====== SOURCE DATA

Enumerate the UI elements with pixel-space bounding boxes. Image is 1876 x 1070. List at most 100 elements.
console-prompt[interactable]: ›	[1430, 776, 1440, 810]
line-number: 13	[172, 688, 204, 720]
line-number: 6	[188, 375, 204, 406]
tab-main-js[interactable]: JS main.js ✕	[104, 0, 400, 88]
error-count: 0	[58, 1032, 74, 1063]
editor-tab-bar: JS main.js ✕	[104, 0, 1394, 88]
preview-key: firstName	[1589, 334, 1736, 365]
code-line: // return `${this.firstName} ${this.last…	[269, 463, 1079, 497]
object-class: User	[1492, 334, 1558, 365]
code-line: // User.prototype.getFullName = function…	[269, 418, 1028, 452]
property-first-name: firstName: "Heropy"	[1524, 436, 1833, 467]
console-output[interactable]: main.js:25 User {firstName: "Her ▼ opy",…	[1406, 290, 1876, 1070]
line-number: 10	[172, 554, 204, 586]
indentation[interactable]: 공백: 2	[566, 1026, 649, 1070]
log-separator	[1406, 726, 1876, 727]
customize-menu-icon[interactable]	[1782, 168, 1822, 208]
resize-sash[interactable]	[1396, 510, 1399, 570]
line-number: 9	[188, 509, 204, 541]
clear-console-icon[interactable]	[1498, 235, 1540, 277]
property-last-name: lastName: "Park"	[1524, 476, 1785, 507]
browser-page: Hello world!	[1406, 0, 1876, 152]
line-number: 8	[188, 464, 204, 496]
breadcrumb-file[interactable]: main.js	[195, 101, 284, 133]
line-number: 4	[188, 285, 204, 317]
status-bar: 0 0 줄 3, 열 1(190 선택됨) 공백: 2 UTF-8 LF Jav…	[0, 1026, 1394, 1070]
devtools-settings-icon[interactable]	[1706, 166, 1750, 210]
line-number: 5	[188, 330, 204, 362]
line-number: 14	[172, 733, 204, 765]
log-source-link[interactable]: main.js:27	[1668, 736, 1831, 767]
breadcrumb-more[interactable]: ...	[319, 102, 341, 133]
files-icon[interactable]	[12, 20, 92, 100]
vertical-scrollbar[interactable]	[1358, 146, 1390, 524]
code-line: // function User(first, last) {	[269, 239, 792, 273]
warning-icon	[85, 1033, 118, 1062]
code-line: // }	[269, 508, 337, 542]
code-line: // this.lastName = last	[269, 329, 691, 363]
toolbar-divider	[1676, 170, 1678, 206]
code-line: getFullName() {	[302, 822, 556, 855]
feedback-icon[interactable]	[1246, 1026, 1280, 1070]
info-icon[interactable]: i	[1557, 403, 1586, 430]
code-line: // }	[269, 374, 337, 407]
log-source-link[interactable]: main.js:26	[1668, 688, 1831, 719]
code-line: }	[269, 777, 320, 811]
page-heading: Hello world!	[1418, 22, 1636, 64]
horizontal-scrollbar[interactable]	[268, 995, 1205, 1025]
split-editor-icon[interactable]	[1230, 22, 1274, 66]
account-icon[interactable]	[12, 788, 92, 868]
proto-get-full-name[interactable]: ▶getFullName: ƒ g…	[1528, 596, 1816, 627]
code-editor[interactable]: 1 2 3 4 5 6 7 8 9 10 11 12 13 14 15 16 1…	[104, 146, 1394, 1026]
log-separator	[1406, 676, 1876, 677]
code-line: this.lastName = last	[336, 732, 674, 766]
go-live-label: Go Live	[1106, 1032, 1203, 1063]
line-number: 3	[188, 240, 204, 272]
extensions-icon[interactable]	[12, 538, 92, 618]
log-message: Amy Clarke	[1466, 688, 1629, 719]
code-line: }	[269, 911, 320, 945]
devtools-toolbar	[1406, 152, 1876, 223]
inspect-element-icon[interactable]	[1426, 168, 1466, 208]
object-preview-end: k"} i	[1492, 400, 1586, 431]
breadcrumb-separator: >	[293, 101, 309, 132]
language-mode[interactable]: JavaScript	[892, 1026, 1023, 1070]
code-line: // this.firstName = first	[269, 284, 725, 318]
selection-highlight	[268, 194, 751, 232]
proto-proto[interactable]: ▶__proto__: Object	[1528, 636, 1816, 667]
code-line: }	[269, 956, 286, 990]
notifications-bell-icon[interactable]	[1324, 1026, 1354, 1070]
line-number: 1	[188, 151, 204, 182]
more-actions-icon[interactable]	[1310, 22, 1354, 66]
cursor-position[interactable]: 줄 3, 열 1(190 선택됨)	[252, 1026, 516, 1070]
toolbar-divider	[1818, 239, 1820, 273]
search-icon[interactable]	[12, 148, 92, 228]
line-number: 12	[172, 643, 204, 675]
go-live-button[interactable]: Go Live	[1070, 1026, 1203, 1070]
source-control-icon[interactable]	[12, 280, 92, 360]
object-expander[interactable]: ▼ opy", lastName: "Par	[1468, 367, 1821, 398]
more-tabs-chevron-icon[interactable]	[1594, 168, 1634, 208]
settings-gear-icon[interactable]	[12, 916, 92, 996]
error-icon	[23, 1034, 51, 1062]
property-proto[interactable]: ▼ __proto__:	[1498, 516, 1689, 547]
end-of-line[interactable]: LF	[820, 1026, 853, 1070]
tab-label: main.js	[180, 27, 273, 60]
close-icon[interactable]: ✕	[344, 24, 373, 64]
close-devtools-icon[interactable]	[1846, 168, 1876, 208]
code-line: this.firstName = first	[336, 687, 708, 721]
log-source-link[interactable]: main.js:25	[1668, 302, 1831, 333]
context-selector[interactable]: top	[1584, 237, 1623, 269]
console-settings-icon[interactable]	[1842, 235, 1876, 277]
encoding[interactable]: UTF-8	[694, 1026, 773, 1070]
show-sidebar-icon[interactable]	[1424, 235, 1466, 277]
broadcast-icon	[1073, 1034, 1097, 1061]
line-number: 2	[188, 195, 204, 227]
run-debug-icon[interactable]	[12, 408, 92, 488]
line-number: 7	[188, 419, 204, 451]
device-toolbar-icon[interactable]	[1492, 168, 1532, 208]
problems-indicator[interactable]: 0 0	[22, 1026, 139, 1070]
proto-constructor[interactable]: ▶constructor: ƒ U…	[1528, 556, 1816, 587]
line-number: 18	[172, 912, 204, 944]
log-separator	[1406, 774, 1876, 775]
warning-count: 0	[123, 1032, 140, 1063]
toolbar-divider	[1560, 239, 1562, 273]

============

Reproduce the entire listing above line for line, without changing anything.

FINAL RESULT >>
Enumerate the UI elements with pixel-space bounding boxes. Image is 1876 x 1070. List at most 100 elements.
console-prompt[interactable]: ›	[1430, 776, 1440, 810]
line-number: 13	[172, 688, 204, 720]
line-number: 6	[188, 375, 204, 406]
tab-main-js[interactable]: JS main.js ✕	[104, 0, 400, 88]
error-count: 0	[58, 1032, 74, 1063]
editor-tab-bar: JS main.js ✕	[104, 0, 1394, 88]
preview-key: firstName	[1589, 334, 1736, 365]
code-line: // return `${this.firstName} ${this.last…	[269, 463, 1079, 497]
object-class: User	[1492, 334, 1558, 365]
code-line: // User.prototype.getFullName = function…	[269, 418, 1028, 452]
property-first-name: firstName: "Heropy"	[1524, 436, 1833, 467]
console-output[interactable]: main.js:25 User {firstName: "Her ▼ opy",…	[1406, 290, 1876, 1070]
line-number: 10	[172, 554, 204, 586]
indentation[interactable]: 공백: 2	[566, 1026, 649, 1070]
log-separator	[1406, 726, 1876, 727]
customize-menu-icon[interactable]	[1782, 168, 1822, 208]
resize-sash[interactable]	[1396, 510, 1399, 570]
line-number: 9	[188, 509, 204, 541]
clear-console-icon[interactable]	[1498, 235, 1540, 277]
property-last-name: lastName: "Park"	[1524, 476, 1785, 507]
browser-page: Hello world!	[1406, 0, 1876, 152]
line-number: 8	[188, 464, 204, 496]
breadcrumb-file[interactable]: main.js	[195, 101, 284, 133]
line-number: 4	[188, 285, 204, 317]
status-bar: 0 0 줄 3, 열 1(190 선택됨) 공백: 2 UTF-8 LF Jav…	[0, 1026, 1394, 1070]
devtools-settings-icon[interactable]	[1706, 166, 1750, 210]
line-number: 5	[188, 330, 204, 362]
line-number: 14	[172, 733, 204, 765]
log-source-link[interactable]: main.js:27	[1668, 736, 1831, 767]
breadcrumb-more[interactable]: ...	[319, 102, 341, 133]
files-icon[interactable]	[12, 20, 92, 100]
vertical-scrollbar[interactable]	[1358, 146, 1390, 524]
code-line: // function User(first, last) {	[269, 239, 792, 273]
warning-icon	[85, 1033, 118, 1062]
code-line: // }	[269, 508, 337, 542]
code-line: // this.lastName = last	[269, 329, 691, 363]
toolbar-divider	[1676, 170, 1678, 206]
code-line: getFullName() {	[302, 822, 556, 855]
feedback-icon[interactable]	[1246, 1026, 1280, 1070]
info-icon[interactable]: i	[1557, 403, 1586, 430]
code-line: // }	[269, 374, 337, 407]
log-source-link[interactable]: main.js:26	[1668, 688, 1831, 719]
code-line: }	[269, 777, 320, 811]
page-heading: Hello world!	[1418, 22, 1636, 64]
horizontal-scrollbar[interactable]	[268, 995, 1205, 1025]
split-editor-icon[interactable]	[1230, 22, 1274, 66]
account-icon[interactable]	[12, 788, 92, 868]
proto-get-full-name[interactable]: ▶getFullName: ƒ g…	[1528, 596, 1816, 627]
code-editor[interactable]: 1 2 3 4 5 6 7 8 9 10 11 12 13 14 15 16 1…	[104, 146, 1394, 1026]
log-separator	[1406, 676, 1876, 677]
code-line: this.lastName = last	[336, 732, 674, 766]
go-live-label: Go Live	[1106, 1032, 1203, 1063]
line-number: 3	[188, 240, 204, 272]
extensions-icon[interactable]	[12, 538, 92, 618]
log-message: Amy Clarke	[1466, 688, 1629, 719]
code-line: }	[269, 911, 320, 945]
devtools-toolbar	[1406, 152, 1876, 223]
inspect-element-icon[interactable]	[1426, 168, 1466, 208]
object-preview-end: k"} i	[1492, 400, 1586, 431]
breadcrumb-separator: >	[293, 101, 309, 132]
language-mode[interactable]: JavaScript	[892, 1026, 1023, 1070]
code-line: // this.firstName = first	[269, 284, 725, 318]
selection-highlight	[268, 194, 751, 232]
proto-proto[interactable]: ▶__proto__: Object	[1528, 636, 1816, 667]
code-line: }	[269, 956, 286, 990]
notifications-bell-icon[interactable]	[1324, 1026, 1354, 1070]
line-number: 1	[188, 151, 204, 182]
more-actions-icon[interactable]	[1310, 22, 1354, 66]
cursor-position[interactable]: 줄 3, 열 1(190 선택됨)	[252, 1026, 516, 1070]
toolbar-divider	[1818, 239, 1820, 273]
search-icon[interactable]	[12, 148, 92, 228]
line-number: 12	[172, 643, 204, 675]
go-live-button[interactable]: Go Live	[1070, 1026, 1203, 1070]
source-control-icon[interactable]	[12, 280, 92, 360]
object-expander[interactable]: ▼ opy", lastName: "Par	[1468, 367, 1821, 398]
more-tabs-chevron-icon[interactable]	[1594, 168, 1634, 208]
settings-gear-icon[interactable]	[12, 916, 92, 996]
error-icon	[23, 1034, 51, 1062]
property-proto[interactable]: ▼ __proto__:	[1498, 516, 1689, 547]
end-of-line[interactable]: LF	[820, 1026, 853, 1070]
tab-label: main.js	[180, 27, 273, 60]
close-icon[interactable]: ✕	[344, 24, 373, 64]
close-devtools-icon[interactable]	[1846, 168, 1876, 208]
code-line: this.firstName = first	[336, 687, 708, 721]
log-source-link[interactable]: main.js:25	[1668, 302, 1831, 333]
context-selector[interactable]: top	[1584, 237, 1623, 269]
console-settings-icon[interactable]	[1842, 235, 1876, 277]
encoding[interactable]: UTF-8	[694, 1026, 773, 1070]
show-sidebar-icon[interactable]	[1424, 235, 1466, 277]
broadcast-icon	[1073, 1034, 1097, 1061]
line-number: 2	[188, 195, 204, 227]
run-debug-icon[interactable]	[12, 408, 92, 488]
line-number: 7	[188, 419, 204, 451]
device-toolbar-icon[interactable]	[1492, 168, 1532, 208]
problems-indicator[interactable]: 0 0	[22, 1026, 139, 1070]
proto-constructor[interactable]: ▶constructor: ƒ U…	[1528, 556, 1816, 587]
line-number: 18	[172, 912, 204, 944]
log-separator	[1406, 774, 1876, 775]
warning-count: 0	[123, 1032, 140, 1063]
toolbar-divider	[1560, 239, 1562, 273]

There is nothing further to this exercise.